Stored records:
>>>>

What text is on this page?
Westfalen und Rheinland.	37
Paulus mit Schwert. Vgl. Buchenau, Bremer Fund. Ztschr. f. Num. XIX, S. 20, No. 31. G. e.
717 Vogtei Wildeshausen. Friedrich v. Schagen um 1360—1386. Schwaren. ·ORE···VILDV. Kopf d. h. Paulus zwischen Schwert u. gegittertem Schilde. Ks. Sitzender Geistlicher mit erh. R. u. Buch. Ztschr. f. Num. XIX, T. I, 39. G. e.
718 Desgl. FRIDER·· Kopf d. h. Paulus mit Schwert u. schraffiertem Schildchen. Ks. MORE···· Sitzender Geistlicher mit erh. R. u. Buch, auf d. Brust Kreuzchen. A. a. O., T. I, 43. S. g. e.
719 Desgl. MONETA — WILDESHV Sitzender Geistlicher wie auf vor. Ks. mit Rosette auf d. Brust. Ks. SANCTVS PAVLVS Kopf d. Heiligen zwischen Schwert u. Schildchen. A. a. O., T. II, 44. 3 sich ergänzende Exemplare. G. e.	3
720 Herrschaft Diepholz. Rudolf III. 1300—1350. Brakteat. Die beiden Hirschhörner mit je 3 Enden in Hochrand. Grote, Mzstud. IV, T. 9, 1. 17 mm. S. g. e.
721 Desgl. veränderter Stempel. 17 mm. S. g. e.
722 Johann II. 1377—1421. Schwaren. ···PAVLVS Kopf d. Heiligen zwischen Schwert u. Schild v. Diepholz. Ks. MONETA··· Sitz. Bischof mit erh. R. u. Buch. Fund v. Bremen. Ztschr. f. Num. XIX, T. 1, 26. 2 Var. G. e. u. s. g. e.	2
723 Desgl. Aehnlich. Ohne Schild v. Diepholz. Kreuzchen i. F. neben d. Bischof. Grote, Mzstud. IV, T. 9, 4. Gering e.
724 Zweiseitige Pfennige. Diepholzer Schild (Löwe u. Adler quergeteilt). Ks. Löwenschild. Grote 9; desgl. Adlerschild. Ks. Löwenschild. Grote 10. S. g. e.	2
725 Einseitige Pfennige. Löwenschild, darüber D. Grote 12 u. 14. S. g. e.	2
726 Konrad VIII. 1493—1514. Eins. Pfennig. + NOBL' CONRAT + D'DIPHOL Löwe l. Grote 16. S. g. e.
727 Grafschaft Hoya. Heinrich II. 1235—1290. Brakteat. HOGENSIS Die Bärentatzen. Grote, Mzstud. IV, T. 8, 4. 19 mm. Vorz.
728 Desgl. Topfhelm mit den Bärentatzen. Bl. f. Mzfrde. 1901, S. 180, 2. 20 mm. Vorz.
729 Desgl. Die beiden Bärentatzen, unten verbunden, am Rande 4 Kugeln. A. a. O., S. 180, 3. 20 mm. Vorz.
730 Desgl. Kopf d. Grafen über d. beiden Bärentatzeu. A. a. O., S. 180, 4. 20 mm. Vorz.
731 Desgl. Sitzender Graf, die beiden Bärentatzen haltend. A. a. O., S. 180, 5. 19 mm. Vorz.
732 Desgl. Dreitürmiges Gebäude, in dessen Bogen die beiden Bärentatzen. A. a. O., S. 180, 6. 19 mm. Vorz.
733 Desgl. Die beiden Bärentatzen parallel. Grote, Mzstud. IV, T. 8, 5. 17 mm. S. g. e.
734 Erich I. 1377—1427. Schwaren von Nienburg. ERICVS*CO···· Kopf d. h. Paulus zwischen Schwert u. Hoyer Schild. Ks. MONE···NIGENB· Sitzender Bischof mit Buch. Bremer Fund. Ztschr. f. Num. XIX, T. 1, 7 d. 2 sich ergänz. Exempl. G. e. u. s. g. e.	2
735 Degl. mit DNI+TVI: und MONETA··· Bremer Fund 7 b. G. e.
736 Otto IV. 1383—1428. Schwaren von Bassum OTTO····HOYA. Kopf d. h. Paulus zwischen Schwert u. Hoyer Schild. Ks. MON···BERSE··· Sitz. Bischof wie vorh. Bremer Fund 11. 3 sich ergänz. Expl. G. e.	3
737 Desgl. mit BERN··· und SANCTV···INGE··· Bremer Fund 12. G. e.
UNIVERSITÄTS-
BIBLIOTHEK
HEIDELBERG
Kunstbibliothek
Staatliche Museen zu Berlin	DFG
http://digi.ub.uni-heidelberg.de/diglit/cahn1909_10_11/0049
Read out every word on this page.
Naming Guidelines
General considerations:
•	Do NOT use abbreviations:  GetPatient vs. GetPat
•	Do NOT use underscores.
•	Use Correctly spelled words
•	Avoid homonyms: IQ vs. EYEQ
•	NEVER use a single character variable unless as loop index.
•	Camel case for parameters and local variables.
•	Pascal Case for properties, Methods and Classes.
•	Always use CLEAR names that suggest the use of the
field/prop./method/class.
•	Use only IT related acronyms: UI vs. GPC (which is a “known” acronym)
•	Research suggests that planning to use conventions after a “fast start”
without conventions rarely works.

<<<<

__TASK__: Extract each line holding the string "Kopf".

__WRITTEN ANSWER__:
717 Vogtei Wildeshausen. Friedrich v. Schagen um 1360—1386. Schwaren. ·ORE···VILDV. Kopf d. h. Paulus zwischen Schwert u. gegittertem Schilde. Ks. Sitzender Geistlicher mit erh. R. u. Buch. Ztschr. f. Num. XIX, T. I, 39. G. e.
718 Desgl. FRIDER·· Kopf d. h. Paulus mit Schwert u. schraffiertem Schildchen. Ks. MORE···· Sitzender Geistlicher mit erh. R. u. Buch, auf d. Brust Kreuzchen. A. a. O., T. I, 43. S. g. e.
719 Desgl. MONETA — WILDESHV Sitzender Geistlicher wie auf vor. Ks. mit Rosette auf d. Brust. Ks. SANCTVS PAVLVS Kopf d. Heiligen zwischen Schwert u. Schildchen. A. a. O., T. II, 44. 3 sich ergänzende Exemplare. G. e.	3
722 Johann II. 1377—1421. Schwaren. ···PAVLVS Kopf d. Heiligen zwischen Schwert u. Schild v. Diepholz. Ks. MONETA··· Sitz. Bischof mit erh. R. u. Buch. Fund v. Bremen. Ztschr. f. Num. XIX, T. 1, 26. 2 Var. G. e. u. s. g. e.	2
730 Desgl. Kopf d. Grafen über d. beiden Bärentatzeu. A. a. O., S. 180, 4. 20 mm. Vorz.
734 Erich I. 1377—1427. Schwaren von Nienburg. ERICVS*CO···· Kopf d. h. Paulus zwischen Schwert u. Hoyer Schild. Ks. MONE···NIGENB· Sitzender Bischof mit Buch. Bremer Fund. Ztschr. f. Num. XIX, T. 1, 7 d. 2 sich ergänz. Exempl. G. e. u. s. g. e.	2
736 Otto IV. 1383—1428. Schwaren von Bassum OTTO····HOYA. Kopf d. h. Paulus zwischen Schwert u. Hoyer Schild. Ks. MON···BERSE··· Sitz. Bischof wie vorh. Bremer Fund 11. 3 sich ergänz. Expl. G. e.	3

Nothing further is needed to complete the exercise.